## EXERCISE DETAILS
Lines containing the word "name" are the ones to copy from the records below.

## EXTRACTED ENTRIES

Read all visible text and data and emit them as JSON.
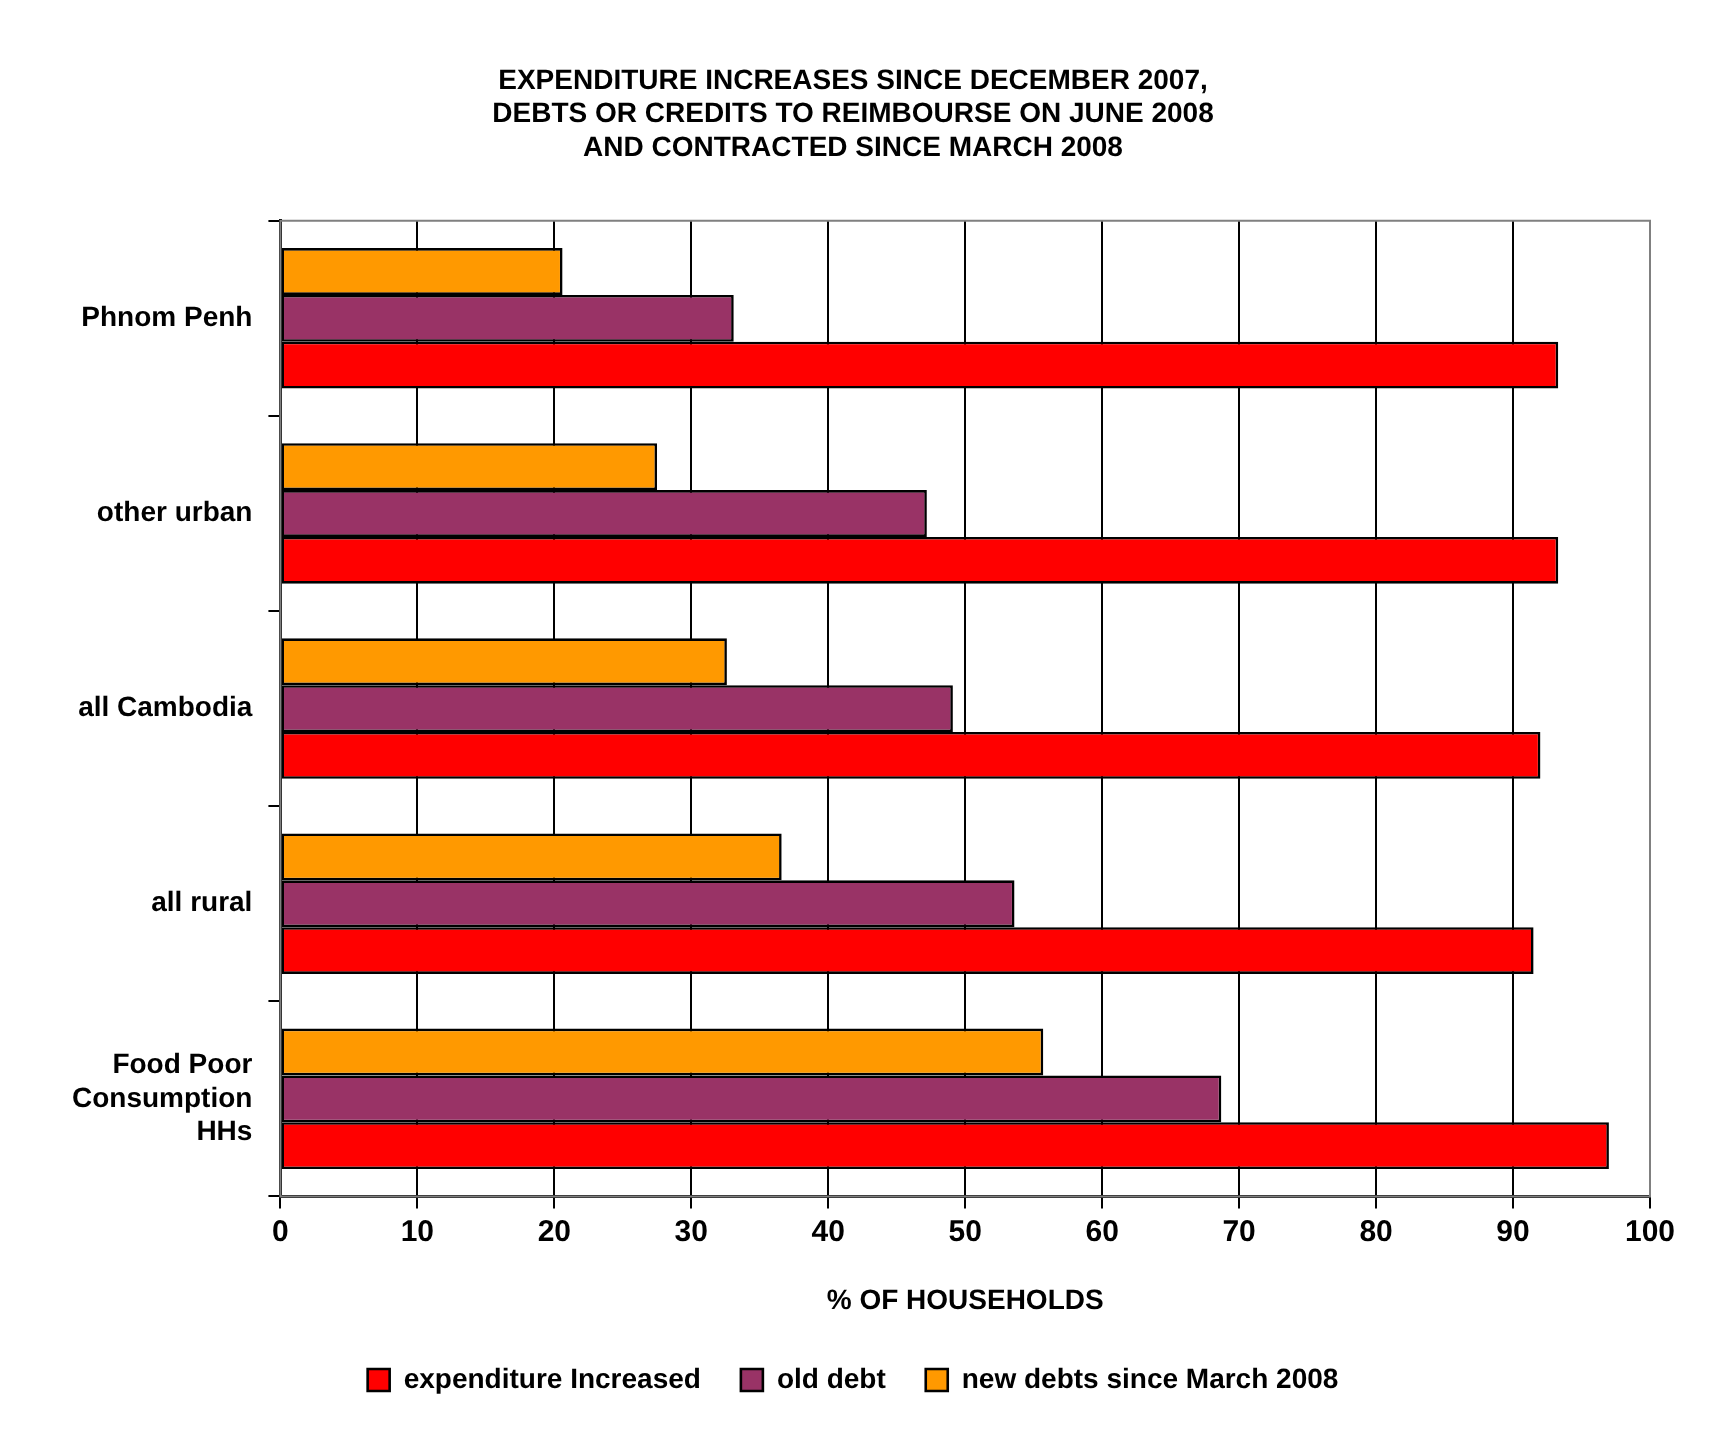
{
  "chart_data": {
    "type": "bar",
    "orientation": "horizontal",
    "title": "EXPENDITURE INCREASES SINCE DECEMBER 2007, DEBTS OR CREDITS TO REIMBOURSE ON JUNE 2008 AND CONTRACTED SINCE MARCH 2008",
    "xlabel": "% OF HOUSEHOLDS",
    "categories": [
      "Phnom Penh",
      "other urban",
      "all Cambodia",
      "all rural",
      "Food Poor Consumption HHs"
    ],
    "series": [
      {
        "name": "expenditure Increased",
        "color": "#ff0000",
        "values": [
          93.3,
          93.3,
          92.0,
          91.5,
          97.0
        ]
      },
      {
        "name": "old debt",
        "color": "#993366",
        "values": [
          33.1,
          47.2,
          49.1,
          53.6,
          68.7
        ]
      },
      {
        "name": "new debts since March 2008",
        "color": "#ff9900",
        "values": [
          20.6,
          27.5,
          32.6,
          36.6,
          55.7
        ]
      }
    ],
    "xlim": [
      0,
      100
    ],
    "xticks": [
      0,
      10,
      20,
      30,
      40,
      50,
      60,
      70,
      80,
      90,
      100
    ],
    "grid": "x",
    "legend": "bottom"
  }
}
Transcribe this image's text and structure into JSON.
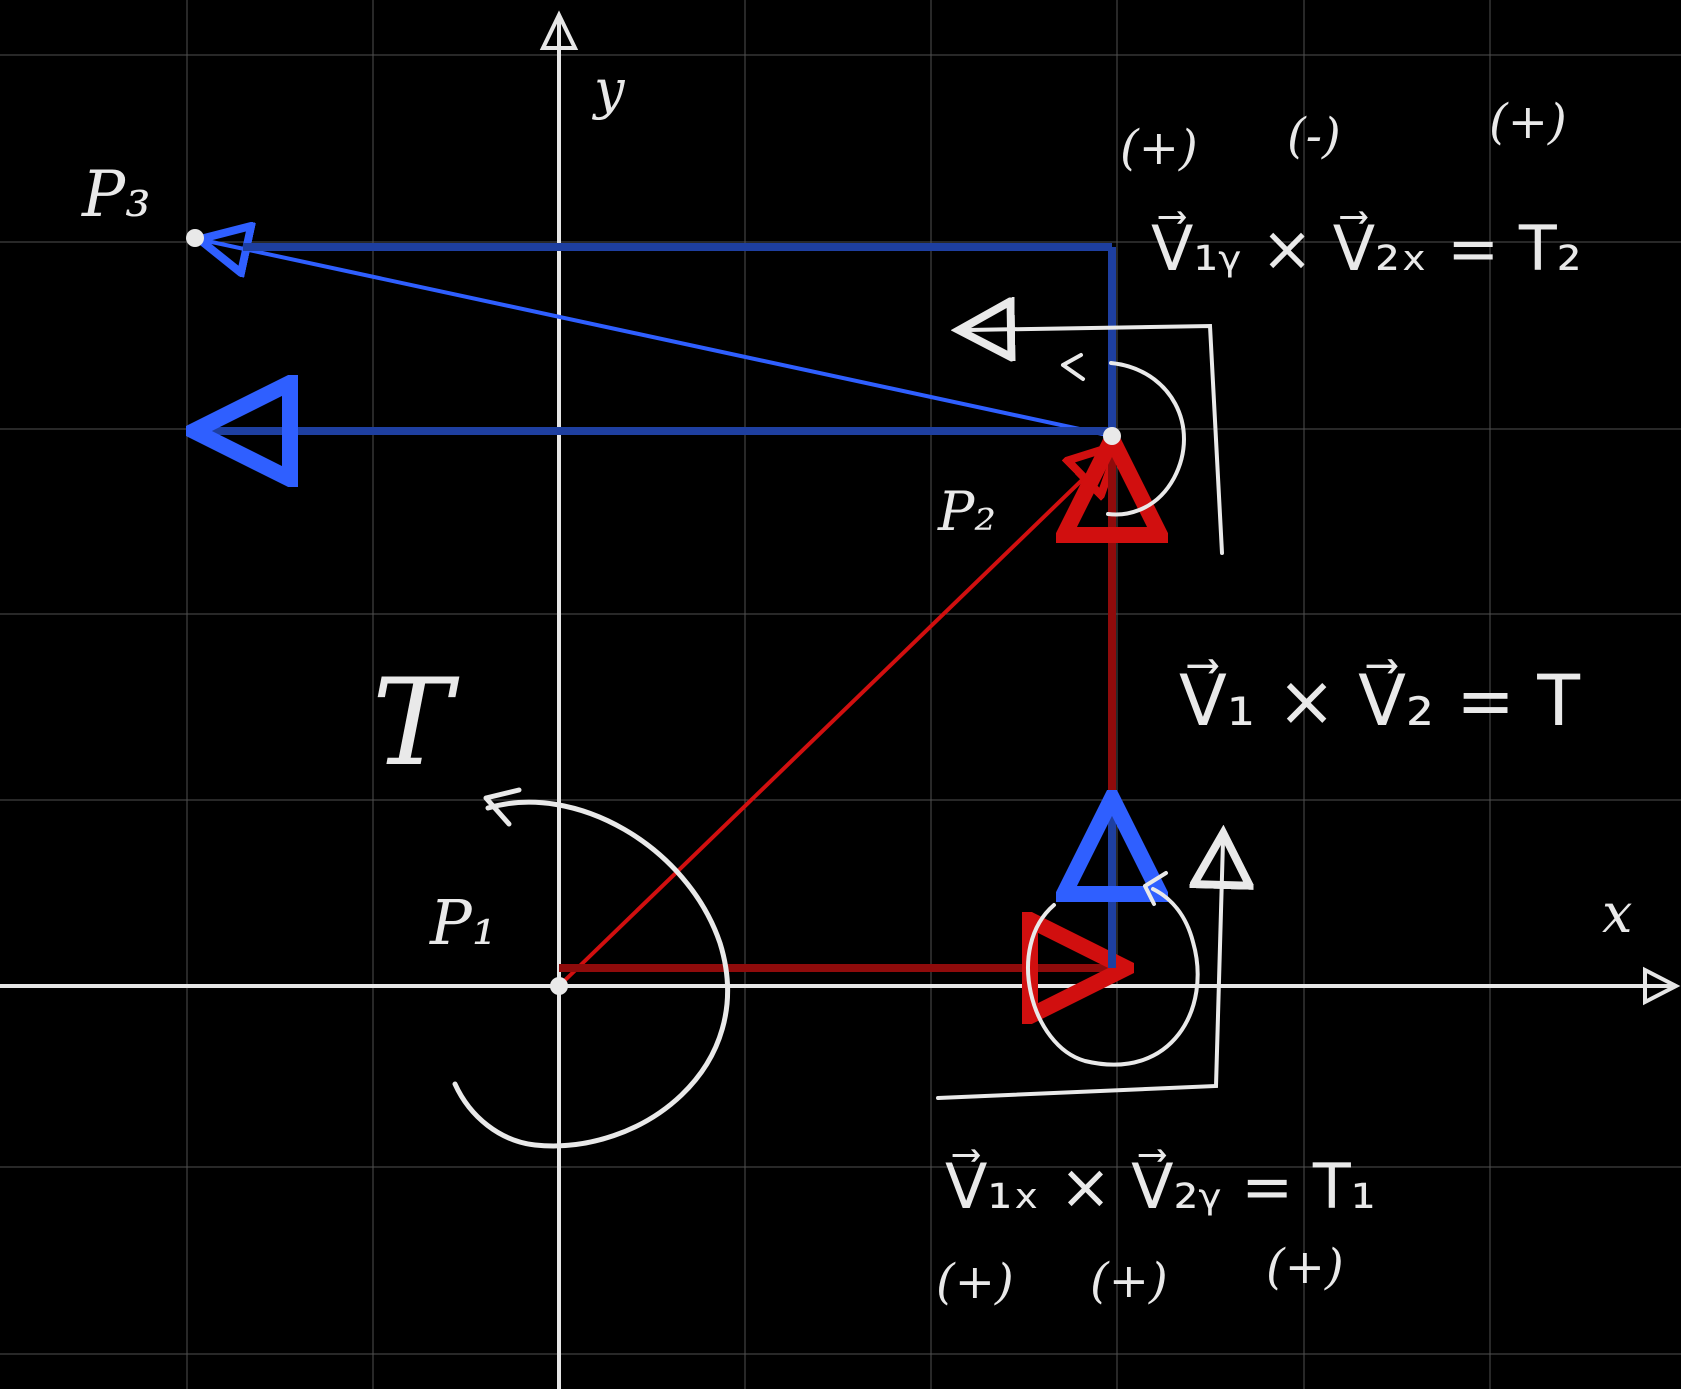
{
  "colors": {
    "background": "#000000",
    "grid": "#5e5e5e",
    "axis": "#e6e6e6",
    "chalk": "#e9e9e9",
    "red": "#d10f0f",
    "dark_red": "#8f0b0b",
    "blue": "#2f5fff",
    "dark_blue": "#1e3fa0"
  },
  "axes": {
    "x_label": "x",
    "y_label": "y"
  },
  "points": {
    "p1": "P₁",
    "p2": "P₂",
    "p3": "P₃"
  },
  "torque_labels": {
    "main": "T",
    "equation_main": "V⃗₁ × V⃗₂ = T",
    "equation_t1": "V⃗₁ₓ × V⃗₂ᵧ = T₁",
    "equation_t2": "V⃗₁ᵧ × V⃗₂ₓ = T₂",
    "signs_t1": [
      "(+)",
      "(+)",
      "(+)"
    ],
    "signs_t2": [
      "(+)",
      "(-)",
      "(+)"
    ]
  },
  "icons": {
    "p1_rotation": "counterclockwise-arrow-icon",
    "t1_rotation": "counterclockwise-arrow-icon",
    "t2_rotation": "counterclockwise-arrow-icon"
  }
}
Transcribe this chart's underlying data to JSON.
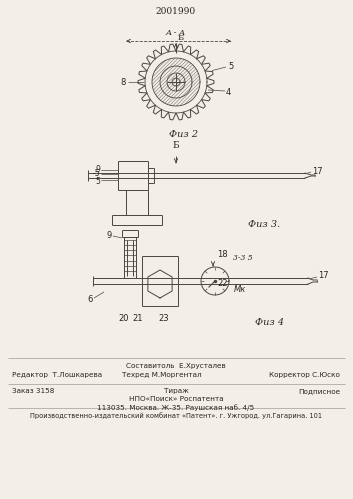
{
  "patent_number": "2001990",
  "bg_color": "#f2efe9",
  "text_color": "#2a2520",
  "line_color": "#4a4540",
  "fig2_label": "Физ 2",
  "fig3_label": "Физ 3.",
  "fig4_label": "Физ 4",
  "section_AA": "A - A",
  "section_33": "3-3 5",
  "arrow_b": "Б",
  "label_8": "8",
  "label_4": "4",
  "label_5_gear": "5",
  "label_9a": "9",
  "label_5a": "-5",
  "label_5b": "5",
  "label_17a": "17",
  "label_9b": "9",
  "label_6": "6",
  "label_18": "18",
  "label_22": "22",
  "label_17b": "17",
  "label_Mk": "Mк",
  "label_20": "20",
  "label_21": "21",
  "label_23": "23",
  "footer_r1_left": "Редактор  Т.Лошкарева",
  "footer_r1_c1": "Составитоль  Е.Хрусталев",
  "footer_r1_c2": "Техред М.Моргентал",
  "footer_r1_right": "Корректор С.Юско",
  "footer_r2_left": "Заказ 3158",
  "footer_r2_c1": "Тираж",
  "footer_r2_c2": "НПО«Поиск» Роспатента",
  "footer_r2_c3": "113035. Москва. Ж-35. Раушская наб. 4/5",
  "footer_r2_right": "Подписное",
  "footer_bottom": "Производственно-издательский комбинат «Патент». г. Ужгород. ул.Гагарина. 101"
}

## SOLUTION TO THE PROBLEM
        "name": "expenditure Increased",
        "name": "old debt",
        "name": "new debts since March 2008",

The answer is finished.